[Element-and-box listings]
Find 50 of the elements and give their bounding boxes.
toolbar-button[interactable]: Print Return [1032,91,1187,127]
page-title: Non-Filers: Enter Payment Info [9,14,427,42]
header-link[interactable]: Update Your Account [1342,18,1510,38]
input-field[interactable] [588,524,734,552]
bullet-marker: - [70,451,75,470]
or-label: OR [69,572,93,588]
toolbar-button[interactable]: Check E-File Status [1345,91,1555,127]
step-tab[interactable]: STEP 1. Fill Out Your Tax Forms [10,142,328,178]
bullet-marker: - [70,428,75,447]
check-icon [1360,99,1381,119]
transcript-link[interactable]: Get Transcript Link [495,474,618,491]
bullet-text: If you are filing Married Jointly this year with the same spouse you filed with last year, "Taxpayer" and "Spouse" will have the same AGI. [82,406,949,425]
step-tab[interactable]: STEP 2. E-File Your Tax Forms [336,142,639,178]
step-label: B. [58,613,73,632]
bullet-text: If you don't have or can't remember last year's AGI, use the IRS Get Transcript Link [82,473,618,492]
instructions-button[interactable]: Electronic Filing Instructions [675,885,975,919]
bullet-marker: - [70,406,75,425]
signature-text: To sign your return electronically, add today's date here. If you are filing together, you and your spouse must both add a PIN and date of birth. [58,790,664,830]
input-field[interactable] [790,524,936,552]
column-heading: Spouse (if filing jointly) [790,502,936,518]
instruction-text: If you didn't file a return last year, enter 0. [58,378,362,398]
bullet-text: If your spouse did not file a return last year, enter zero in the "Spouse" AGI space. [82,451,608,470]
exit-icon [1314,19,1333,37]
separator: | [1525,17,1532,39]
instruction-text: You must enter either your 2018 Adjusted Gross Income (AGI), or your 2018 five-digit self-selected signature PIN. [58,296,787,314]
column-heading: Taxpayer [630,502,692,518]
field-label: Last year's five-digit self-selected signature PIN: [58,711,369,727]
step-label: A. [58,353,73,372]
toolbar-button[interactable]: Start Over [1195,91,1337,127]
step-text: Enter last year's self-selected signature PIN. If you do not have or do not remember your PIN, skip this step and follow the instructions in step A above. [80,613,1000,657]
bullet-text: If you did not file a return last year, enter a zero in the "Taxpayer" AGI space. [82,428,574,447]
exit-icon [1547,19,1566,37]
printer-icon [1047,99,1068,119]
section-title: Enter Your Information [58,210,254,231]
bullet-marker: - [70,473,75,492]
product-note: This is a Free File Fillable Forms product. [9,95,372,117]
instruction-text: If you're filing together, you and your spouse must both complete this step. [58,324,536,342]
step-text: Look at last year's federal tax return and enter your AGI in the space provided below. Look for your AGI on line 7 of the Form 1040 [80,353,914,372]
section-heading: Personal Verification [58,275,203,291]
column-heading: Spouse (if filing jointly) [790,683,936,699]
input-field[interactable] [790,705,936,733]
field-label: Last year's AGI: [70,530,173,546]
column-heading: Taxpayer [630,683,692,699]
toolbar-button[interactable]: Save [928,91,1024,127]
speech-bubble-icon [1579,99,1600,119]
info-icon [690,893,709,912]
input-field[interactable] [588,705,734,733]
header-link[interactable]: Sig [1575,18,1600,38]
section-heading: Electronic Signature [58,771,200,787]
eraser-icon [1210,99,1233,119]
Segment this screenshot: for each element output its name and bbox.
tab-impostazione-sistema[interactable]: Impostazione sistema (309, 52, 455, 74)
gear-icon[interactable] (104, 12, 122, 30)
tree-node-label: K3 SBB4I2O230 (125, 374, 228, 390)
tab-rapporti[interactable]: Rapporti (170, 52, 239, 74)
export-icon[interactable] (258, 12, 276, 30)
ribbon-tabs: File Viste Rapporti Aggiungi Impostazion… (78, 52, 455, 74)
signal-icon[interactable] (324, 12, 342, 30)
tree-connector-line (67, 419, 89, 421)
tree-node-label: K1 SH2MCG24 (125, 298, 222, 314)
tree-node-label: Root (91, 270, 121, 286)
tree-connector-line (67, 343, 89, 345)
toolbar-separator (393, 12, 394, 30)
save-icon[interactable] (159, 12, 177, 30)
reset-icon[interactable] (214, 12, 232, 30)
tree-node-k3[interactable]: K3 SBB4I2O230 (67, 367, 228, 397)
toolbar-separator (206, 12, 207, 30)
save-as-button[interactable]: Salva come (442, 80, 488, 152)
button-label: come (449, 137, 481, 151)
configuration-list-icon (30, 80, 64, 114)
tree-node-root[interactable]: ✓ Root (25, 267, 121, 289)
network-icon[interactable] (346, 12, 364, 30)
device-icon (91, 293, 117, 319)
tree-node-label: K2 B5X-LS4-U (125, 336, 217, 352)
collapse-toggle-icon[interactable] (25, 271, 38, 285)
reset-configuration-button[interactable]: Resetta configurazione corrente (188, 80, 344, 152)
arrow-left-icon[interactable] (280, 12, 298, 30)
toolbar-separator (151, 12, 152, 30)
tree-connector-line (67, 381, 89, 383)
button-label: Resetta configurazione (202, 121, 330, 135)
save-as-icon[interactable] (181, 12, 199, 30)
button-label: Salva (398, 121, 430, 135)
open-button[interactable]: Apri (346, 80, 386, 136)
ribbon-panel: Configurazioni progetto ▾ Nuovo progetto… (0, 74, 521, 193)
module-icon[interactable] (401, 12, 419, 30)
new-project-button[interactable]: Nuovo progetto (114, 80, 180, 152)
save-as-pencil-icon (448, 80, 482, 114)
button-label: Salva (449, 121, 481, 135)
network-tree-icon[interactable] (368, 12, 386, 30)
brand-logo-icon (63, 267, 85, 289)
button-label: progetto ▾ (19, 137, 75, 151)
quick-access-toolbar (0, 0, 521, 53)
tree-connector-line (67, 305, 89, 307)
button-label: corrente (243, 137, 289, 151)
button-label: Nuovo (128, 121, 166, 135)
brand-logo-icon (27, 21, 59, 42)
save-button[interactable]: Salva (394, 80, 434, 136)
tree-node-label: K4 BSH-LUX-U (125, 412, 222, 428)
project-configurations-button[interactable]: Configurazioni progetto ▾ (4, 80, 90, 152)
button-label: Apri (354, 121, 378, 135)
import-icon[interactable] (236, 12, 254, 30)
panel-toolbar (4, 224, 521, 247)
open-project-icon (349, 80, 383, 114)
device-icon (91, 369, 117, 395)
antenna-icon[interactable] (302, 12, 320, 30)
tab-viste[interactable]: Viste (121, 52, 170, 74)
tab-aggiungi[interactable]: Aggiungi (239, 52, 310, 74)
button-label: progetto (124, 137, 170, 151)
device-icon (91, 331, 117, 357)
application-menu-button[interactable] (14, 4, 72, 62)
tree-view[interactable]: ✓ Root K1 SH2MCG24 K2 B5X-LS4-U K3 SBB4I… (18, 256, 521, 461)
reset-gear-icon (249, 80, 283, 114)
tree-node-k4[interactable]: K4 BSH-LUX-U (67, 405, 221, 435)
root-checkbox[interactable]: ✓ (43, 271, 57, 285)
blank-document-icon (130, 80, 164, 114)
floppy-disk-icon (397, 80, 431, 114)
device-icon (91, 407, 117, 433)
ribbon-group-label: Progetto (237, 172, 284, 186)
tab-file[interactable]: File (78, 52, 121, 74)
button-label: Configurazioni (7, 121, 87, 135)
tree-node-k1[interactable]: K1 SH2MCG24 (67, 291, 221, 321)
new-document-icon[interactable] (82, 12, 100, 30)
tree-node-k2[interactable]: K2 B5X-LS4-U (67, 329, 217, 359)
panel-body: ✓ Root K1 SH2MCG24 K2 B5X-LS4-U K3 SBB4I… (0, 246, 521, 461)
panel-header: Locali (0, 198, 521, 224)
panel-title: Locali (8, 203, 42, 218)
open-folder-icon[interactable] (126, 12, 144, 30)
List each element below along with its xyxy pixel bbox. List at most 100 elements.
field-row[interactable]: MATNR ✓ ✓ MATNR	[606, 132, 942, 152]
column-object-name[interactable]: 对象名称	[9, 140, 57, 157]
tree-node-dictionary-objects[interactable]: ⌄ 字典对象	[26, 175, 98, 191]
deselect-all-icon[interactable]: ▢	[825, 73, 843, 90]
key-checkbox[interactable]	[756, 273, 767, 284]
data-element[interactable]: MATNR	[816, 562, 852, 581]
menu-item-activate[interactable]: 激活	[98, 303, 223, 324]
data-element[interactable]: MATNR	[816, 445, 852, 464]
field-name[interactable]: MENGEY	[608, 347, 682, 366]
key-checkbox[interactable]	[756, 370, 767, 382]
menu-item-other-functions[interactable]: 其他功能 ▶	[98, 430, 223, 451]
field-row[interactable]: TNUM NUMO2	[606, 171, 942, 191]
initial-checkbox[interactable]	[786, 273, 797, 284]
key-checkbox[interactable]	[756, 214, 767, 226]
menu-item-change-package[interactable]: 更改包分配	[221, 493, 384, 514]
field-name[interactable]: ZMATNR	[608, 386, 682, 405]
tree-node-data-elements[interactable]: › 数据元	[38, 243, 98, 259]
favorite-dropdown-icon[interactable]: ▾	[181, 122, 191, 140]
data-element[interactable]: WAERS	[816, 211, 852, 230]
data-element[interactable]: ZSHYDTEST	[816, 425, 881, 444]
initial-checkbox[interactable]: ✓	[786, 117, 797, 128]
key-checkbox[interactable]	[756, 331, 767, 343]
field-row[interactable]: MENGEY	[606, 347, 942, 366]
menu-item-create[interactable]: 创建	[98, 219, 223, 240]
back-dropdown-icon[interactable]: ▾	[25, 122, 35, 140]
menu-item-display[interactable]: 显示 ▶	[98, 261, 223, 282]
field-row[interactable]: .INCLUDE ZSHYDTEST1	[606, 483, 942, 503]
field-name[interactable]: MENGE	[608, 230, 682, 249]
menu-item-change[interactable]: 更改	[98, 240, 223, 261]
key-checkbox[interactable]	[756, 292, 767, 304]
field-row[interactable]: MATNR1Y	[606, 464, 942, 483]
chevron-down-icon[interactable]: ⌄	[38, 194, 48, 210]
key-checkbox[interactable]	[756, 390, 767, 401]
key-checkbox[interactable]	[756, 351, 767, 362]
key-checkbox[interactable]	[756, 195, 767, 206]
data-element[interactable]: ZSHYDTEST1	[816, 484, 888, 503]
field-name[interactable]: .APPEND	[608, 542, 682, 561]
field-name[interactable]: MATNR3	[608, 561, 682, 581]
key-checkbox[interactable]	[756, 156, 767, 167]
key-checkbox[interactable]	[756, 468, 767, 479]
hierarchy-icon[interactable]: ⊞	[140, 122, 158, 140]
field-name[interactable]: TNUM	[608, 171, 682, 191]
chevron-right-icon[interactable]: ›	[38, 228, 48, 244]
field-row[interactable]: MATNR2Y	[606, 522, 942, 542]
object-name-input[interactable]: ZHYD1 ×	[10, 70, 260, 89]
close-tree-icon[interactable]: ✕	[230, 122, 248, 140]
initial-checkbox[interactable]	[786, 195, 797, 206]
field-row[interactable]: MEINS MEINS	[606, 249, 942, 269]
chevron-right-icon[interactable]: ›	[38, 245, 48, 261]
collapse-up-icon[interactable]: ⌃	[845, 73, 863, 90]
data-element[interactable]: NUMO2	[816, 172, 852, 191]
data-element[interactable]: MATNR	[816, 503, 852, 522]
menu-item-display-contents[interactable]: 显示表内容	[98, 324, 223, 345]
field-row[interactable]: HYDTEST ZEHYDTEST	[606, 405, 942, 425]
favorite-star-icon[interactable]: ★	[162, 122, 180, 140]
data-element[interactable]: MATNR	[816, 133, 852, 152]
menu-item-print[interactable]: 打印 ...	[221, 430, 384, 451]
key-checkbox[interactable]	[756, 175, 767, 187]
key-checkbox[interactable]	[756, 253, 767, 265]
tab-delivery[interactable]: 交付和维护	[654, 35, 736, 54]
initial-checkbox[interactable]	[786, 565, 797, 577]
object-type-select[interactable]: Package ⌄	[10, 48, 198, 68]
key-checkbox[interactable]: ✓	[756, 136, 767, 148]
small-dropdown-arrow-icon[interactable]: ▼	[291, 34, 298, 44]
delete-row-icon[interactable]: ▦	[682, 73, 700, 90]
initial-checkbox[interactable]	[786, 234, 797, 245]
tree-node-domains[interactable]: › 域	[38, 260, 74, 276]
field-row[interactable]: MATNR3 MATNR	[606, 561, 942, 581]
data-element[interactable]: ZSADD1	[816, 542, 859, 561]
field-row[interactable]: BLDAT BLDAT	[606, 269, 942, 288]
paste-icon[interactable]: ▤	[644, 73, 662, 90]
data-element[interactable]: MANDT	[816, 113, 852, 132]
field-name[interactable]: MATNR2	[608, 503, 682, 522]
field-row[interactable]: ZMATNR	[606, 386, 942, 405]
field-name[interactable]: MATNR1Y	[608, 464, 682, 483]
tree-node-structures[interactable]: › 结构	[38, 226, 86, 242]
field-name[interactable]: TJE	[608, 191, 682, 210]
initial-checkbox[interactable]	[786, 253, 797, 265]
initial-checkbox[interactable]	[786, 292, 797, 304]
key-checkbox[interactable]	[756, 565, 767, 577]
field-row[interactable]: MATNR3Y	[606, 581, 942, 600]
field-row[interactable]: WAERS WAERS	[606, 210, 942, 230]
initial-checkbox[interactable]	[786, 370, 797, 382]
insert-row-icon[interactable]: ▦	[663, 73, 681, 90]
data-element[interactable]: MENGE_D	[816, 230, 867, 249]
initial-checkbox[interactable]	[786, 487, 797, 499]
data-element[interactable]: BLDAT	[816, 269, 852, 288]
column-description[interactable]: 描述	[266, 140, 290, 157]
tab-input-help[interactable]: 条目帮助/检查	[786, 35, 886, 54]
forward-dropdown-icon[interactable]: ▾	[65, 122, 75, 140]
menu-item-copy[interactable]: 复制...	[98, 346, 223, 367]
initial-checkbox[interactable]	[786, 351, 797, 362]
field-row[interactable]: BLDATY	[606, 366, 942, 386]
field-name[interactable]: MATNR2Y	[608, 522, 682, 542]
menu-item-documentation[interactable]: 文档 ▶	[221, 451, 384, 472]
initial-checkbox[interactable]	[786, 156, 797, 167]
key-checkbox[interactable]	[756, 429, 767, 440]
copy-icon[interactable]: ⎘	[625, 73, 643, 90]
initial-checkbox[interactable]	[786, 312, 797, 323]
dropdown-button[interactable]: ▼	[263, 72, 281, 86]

Work required → Copy out the lines of the data word for word, from the first line up to and including the line with "or-label: OR [69,572,93,588]".

Finished answer →
Find 50 of the elements and give their bounding boxes.
toolbar-button[interactable]: Print Return [1032,91,1187,127]
page-title: Non-Filers: Enter Payment Info [9,14,427,42]
header-link[interactable]: Update Your Account [1342,18,1510,38]
input-field[interactable] [588,524,734,552]
bullet-marker: - [70,451,75,470]
or-label: OR [69,572,93,588]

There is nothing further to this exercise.